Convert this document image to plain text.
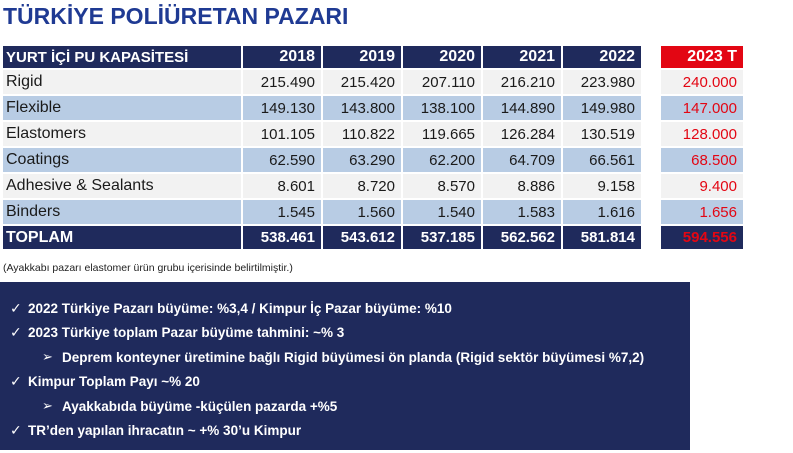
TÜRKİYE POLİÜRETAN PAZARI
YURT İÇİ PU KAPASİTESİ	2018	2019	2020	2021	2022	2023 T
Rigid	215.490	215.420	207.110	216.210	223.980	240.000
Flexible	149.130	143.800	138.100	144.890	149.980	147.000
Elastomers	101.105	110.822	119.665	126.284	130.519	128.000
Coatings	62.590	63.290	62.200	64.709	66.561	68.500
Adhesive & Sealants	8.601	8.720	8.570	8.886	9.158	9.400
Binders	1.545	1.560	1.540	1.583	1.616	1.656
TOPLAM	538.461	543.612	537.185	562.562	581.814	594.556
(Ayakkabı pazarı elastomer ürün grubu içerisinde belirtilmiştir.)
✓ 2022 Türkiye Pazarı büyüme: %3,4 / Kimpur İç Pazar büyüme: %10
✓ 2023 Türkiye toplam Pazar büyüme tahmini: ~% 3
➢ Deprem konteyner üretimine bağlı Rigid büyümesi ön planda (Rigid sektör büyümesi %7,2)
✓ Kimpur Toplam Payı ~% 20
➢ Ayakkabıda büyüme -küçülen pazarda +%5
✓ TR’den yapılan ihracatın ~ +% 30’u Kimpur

══════

Locate and copy each line in the data above that includes the word "Kimpur".

✓ 2022 Türkiye Pazarı büyüme: %3,4 / Kimpur İç Pazar büyüme: %10
✓ Kimpur Toplam Payı ~% 20
✓ TR’den yapılan ihracatın ~ +% 30’u Kimpur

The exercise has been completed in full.